MATERIAL PROVIDED
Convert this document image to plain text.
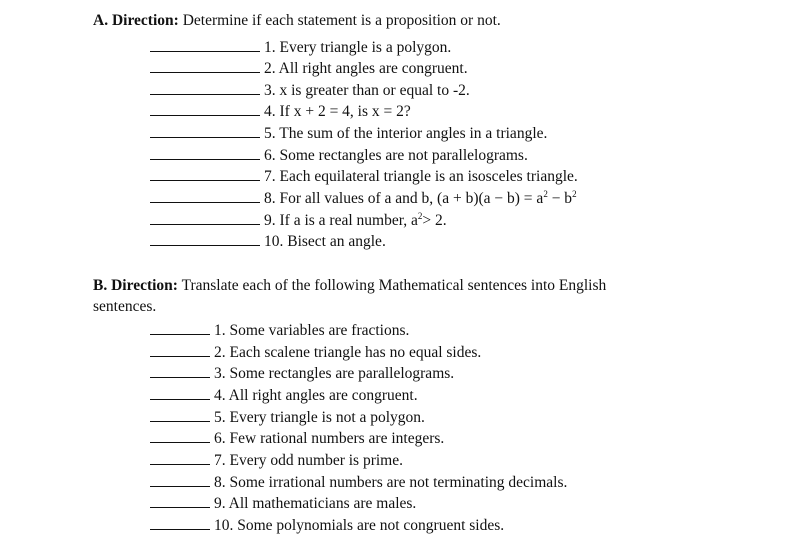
A. Direction: Determine if each statement is a proposition or not.
1. Every triangle is a polygon.
2. All right angles are congruent.
3. x is greater than or equal to -2.
4. If x + 2 = 4, is x = 2?
5. The sum of the interior angles in a triangle.
6. Some rectangles are not parallelograms.
7. Each equilateral triangle is an isosceles triangle.
8. For all values of a and b, $(a + b)(a - b) = a^2 - b^2$
9. If a is a real number, $a^2> 2$.
10. Bisect an angle.
B. Direction: Translate each of the following Mathematical sentences into English
sentences.
1. Some variables are fractions.
2. Each scalene triangle has no equal sides.
3. Some rectangles are parallelograms.
4. All right angles are congruent.
5. Every triangle is not a polygon.
6. Few rational numbers are integers.
7. Every odd number is prime.
8. Some irrational numbers are not terminating decimals.
9. All mathematicians are males.
10. Some polynomials are not congruent sides.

REQUIREMENT
Transcribe the whole listing exactly. Pictures stay out of your copy.

PROBLEM SOLUTION
Convert this document image to plain text.
A. Direction: Determine if each statement is a proposition or not.
1. Every triangle is a polygon.
2. All right angles are congruent.
3. x is greater than or equal to -2.
4. If x + 2 = 4, is x = 2?
5. The sum of the interior angles in a triangle.
6. Some rectangles are not parallelograms.
7. Each equilateral triangle is an isosceles triangle.
8. For all values of a and b, $(a + b)(a - b) = a^2 - b^2$
9. If a is a real number, $a^2> 2$.
10. Bisect an angle.
B. Direction: Translate each of the following Mathematical sentences into English
sentences.
1. Some variables are fractions.
2. Each scalene triangle has no equal sides.
3. Some rectangles are parallelograms.
4. All right angles are congruent.
5. Every triangle is not a polygon.
6. Few rational numbers are integers.
7. Every odd number is prime.
8. Some irrational numbers are not terminating decimals.
9. All mathematicians are males.
10. Some polynomials are not congruent sides.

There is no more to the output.